Written instruction – Swap "localize" for "locate" in the lines below, and give them back with nothing else changed.

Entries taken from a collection
/---

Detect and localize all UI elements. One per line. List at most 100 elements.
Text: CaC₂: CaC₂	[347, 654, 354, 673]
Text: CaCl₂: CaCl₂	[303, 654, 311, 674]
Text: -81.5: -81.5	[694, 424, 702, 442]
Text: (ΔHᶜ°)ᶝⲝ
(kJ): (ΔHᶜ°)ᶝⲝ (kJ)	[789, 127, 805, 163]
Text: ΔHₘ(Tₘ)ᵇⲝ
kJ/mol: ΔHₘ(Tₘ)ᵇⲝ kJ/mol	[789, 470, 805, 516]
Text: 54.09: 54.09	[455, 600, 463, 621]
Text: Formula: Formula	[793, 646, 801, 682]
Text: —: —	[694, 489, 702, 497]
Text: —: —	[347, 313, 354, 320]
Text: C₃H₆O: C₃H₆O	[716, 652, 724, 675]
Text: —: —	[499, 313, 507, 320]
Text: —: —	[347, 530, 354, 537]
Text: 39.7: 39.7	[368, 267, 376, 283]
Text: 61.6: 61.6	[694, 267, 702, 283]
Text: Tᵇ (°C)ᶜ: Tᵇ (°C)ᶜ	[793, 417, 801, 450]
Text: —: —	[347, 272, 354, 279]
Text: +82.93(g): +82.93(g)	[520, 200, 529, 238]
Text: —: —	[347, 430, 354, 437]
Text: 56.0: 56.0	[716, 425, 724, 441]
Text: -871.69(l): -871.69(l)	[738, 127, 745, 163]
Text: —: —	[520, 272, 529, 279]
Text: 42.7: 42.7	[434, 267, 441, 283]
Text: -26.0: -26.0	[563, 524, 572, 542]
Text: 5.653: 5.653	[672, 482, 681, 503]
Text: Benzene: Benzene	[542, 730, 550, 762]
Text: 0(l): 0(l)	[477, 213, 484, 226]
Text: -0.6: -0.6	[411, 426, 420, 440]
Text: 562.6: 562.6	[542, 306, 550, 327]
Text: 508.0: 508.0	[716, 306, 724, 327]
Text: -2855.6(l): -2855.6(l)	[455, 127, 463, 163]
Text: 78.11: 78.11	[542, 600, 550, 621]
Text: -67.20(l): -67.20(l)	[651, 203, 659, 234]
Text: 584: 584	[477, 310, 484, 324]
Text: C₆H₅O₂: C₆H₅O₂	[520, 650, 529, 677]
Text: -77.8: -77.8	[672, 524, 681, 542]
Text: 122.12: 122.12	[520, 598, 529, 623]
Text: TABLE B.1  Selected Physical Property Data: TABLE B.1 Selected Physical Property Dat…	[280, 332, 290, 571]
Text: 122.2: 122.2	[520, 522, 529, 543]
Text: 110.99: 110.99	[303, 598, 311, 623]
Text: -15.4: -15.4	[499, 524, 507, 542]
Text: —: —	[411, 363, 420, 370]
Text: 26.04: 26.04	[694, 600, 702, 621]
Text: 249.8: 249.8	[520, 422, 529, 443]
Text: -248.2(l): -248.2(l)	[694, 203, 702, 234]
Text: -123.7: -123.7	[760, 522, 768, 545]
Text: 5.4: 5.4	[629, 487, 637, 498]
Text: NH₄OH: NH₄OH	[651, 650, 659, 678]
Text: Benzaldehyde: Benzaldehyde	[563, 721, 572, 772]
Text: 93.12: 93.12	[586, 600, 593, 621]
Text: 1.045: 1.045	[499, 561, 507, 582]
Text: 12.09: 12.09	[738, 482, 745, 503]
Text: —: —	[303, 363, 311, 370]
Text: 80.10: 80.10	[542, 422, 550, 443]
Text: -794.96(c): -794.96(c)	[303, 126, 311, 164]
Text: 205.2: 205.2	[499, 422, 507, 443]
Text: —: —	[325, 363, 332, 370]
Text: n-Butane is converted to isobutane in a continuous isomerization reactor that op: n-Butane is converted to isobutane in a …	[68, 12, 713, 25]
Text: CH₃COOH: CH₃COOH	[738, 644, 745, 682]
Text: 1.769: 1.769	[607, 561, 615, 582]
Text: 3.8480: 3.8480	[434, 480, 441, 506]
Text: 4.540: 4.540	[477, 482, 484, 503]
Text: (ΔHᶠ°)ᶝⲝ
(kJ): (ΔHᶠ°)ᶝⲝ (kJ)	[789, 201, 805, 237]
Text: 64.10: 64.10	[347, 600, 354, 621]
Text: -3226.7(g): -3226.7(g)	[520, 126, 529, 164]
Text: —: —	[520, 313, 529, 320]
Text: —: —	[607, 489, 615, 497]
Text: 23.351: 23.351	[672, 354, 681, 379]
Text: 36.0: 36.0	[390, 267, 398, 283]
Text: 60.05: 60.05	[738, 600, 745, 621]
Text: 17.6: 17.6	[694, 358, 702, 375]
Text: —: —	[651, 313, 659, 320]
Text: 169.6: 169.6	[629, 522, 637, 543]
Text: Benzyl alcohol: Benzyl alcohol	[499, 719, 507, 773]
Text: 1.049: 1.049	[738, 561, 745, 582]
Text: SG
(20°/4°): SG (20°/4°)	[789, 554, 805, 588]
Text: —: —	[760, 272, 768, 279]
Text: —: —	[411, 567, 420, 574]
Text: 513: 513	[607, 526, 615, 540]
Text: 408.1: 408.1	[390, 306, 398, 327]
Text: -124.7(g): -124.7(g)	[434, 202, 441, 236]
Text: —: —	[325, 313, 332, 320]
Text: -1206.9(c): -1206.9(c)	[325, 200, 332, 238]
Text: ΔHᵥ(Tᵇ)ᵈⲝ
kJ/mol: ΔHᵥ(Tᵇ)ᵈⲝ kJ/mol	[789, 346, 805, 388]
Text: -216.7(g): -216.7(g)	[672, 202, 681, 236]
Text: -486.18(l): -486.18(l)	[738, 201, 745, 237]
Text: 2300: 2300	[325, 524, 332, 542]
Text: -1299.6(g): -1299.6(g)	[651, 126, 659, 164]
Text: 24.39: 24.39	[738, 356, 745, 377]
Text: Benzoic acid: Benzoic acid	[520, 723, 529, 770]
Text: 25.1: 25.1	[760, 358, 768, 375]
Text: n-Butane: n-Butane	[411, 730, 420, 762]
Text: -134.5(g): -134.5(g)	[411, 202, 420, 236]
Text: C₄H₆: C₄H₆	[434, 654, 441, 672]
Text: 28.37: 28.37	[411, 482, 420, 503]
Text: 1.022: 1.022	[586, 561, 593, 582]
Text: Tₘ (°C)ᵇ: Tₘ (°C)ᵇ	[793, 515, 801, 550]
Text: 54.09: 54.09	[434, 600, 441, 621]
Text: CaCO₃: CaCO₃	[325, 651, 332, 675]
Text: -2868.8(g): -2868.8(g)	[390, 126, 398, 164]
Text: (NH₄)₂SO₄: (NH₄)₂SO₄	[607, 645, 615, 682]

\---

The answer –
Detect and locate all UI elements. One per line. List at most 100 elements.
Text: CaC₂: CaC₂	[347, 654, 354, 673]
Text: CaCl₂: CaCl₂	[303, 654, 311, 674]
Text: -81.5: -81.5	[694, 424, 702, 442]
Text: (ΔHᶜ°)ᶝⲝ
(kJ): (ΔHᶜ°)ᶝⲝ (kJ)	[789, 127, 805, 163]
Text: ΔHₘ(Tₘ)ᵇⲝ
kJ/mol: ΔHₘ(Tₘ)ᵇⲝ kJ/mol	[789, 470, 805, 516]
Text: 54.09: 54.09	[455, 600, 463, 621]
Text: Formula: Formula	[793, 646, 801, 682]
Text: —: —	[694, 489, 702, 497]
Text: —: —	[347, 313, 354, 320]
Text: C₃H₆O: C₃H₆O	[716, 652, 724, 675]
Text: —: —	[499, 313, 507, 320]
Text: —: —	[347, 530, 354, 537]
Text: 39.7: 39.7	[368, 267, 376, 283]
Text: 61.6: 61.6	[694, 267, 702, 283]
Text: Tᵇ (°C)ᶜ: Tᵇ (°C)ᶜ	[793, 417, 801, 450]
Text: —: —	[347, 272, 354, 279]
Text: +82.93(g): +82.93(g)	[520, 200, 529, 238]
Text: —: —	[347, 430, 354, 437]
Text: 56.0: 56.0	[716, 425, 724, 441]
Text: -871.69(l): -871.69(l)	[738, 127, 745, 163]
Text: —: —	[520, 272, 529, 279]
Text: 42.7: 42.7	[434, 267, 441, 283]
Text: -26.0: -26.0	[563, 524, 572, 542]
Text: 5.653: 5.653	[672, 482, 681, 503]
Text: Benzene: Benzene	[542, 730, 550, 762]
Text: 0(l): 0(l)	[477, 213, 484, 226]
Text: -0.6: -0.6	[411, 426, 420, 440]
Text: 562.6: 562.6	[542, 306, 550, 327]
Text: 508.0: 508.0	[716, 306, 724, 327]
Text: -2855.6(l): -2855.6(l)	[455, 127, 463, 163]
Text: 78.11: 78.11	[542, 600, 550, 621]
Text: -67.20(l): -67.20(l)	[651, 203, 659, 234]
Text: 584: 584	[477, 310, 484, 324]
Text: C₆H₅O₂: C₆H₅O₂	[520, 650, 529, 677]
Text: -77.8: -77.8	[672, 524, 681, 542]
Text: 122.12: 122.12	[520, 598, 529, 623]
Text: TABLE B.1  Selected Physical Property Data: TABLE B.1 Selected Physical Property Dat…	[280, 332, 290, 571]
Text: 122.2: 122.2	[520, 522, 529, 543]
Text: 110.99: 110.99	[303, 598, 311, 623]
Text: -15.4: -15.4	[499, 524, 507, 542]
Text: —: —	[411, 363, 420, 370]
Text: 26.04: 26.04	[694, 600, 702, 621]
Text: 249.8: 249.8	[520, 422, 529, 443]
Text: -248.2(l): -248.2(l)	[694, 203, 702, 234]
Text: -123.7: -123.7	[760, 522, 768, 545]
Text: 5.4: 5.4	[629, 487, 637, 498]
Text: NH₄OH: NH₄OH	[651, 650, 659, 678]
Text: Benzaldehyde: Benzaldehyde	[563, 721, 572, 772]
Text: 93.12: 93.12	[586, 600, 593, 621]
Text: 1.045: 1.045	[499, 561, 507, 582]
Text: 12.09: 12.09	[738, 482, 745, 503]
Text: —: —	[303, 363, 311, 370]
Text: 80.10: 80.10	[542, 422, 550, 443]
Text: -794.96(c): -794.96(c)	[303, 126, 311, 164]
Text: 205.2: 205.2	[499, 422, 507, 443]
Text: —: —	[325, 363, 332, 370]
Text: n-Butane is converted to isobutane in a continuous isomerization reactor that op: n-Butane is converted to isobutane in a …	[68, 12, 713, 25]
Text: CH₃COOH: CH₃COOH	[738, 644, 745, 682]
Text: 1.769: 1.769	[607, 561, 615, 582]
Text: 3.8480: 3.8480	[434, 480, 441, 506]
Text: 4.540: 4.540	[477, 482, 484, 503]
Text: (ΔHᶠ°)ᶝⲝ
(kJ): (ΔHᶠ°)ᶝⲝ (kJ)	[789, 201, 805, 237]
Text: 64.10: 64.10	[347, 600, 354, 621]
Text: -3226.7(g): -3226.7(g)	[520, 126, 529, 164]
Text: —: —	[520, 313, 529, 320]
Text: —: —	[607, 489, 615, 497]
Text: 23.351: 23.351	[672, 354, 681, 379]
Text: 36.0: 36.0	[390, 267, 398, 283]
Text: 60.05: 60.05	[738, 600, 745, 621]
Text: 17.6: 17.6	[694, 358, 702, 375]
Text: —: —	[651, 313, 659, 320]
Text: 169.6: 169.6	[629, 522, 637, 543]
Text: Benzyl alcohol: Benzyl alcohol	[499, 719, 507, 773]
Text: 1.049: 1.049	[738, 561, 745, 582]
Text: SG
(20°/4°): SG (20°/4°)	[789, 554, 805, 588]
Text: —: —	[760, 272, 768, 279]
Text: —: —	[411, 567, 420, 574]
Text: 513: 513	[607, 526, 615, 540]
Text: 408.1: 408.1	[390, 306, 398, 327]
Text: -124.7(g): -124.7(g)	[434, 202, 441, 236]
Text: —: —	[325, 313, 332, 320]
Text: -1206.9(c): -1206.9(c)	[325, 200, 332, 238]
Text: ΔHᵥ(Tᵇ)ᵈⲝ
kJ/mol: ΔHᵥ(Tᵇ)ᵈⲝ kJ/mol	[789, 346, 805, 388]
Text: -216.7(g): -216.7(g)	[672, 202, 681, 236]
Text: -486.18(l): -486.18(l)	[738, 201, 745, 237]
Text: 2300: 2300	[325, 524, 332, 542]
Text: -1299.6(g): -1299.6(g)	[651, 126, 659, 164]
Text: 24.39: 24.39	[738, 356, 745, 377]
Text: Benzoic acid: Benzoic acid	[520, 723, 529, 770]
Text: 25.1: 25.1	[760, 358, 768, 375]
Text: n-Butane: n-Butane	[411, 730, 420, 762]
Text: -134.5(g): -134.5(g)	[411, 202, 420, 236]
Text: C₄H₆: C₄H₆	[434, 654, 441, 672]
Text: 28.37: 28.37	[411, 482, 420, 503]
Text: 1.022: 1.022	[586, 561, 593, 582]
Text: Tₘ (°C)ᵇ: Tₘ (°C)ᵇ	[793, 515, 801, 550]
Text: 54.09: 54.09	[434, 600, 441, 621]
Text: CaCO₃: CaCO₃	[325, 651, 332, 675]
Text: -2868.8(g): -2868.8(g)	[390, 126, 398, 164]
Text: (NH₄)₂SO₄: (NH₄)₂SO₄	[607, 645, 615, 682]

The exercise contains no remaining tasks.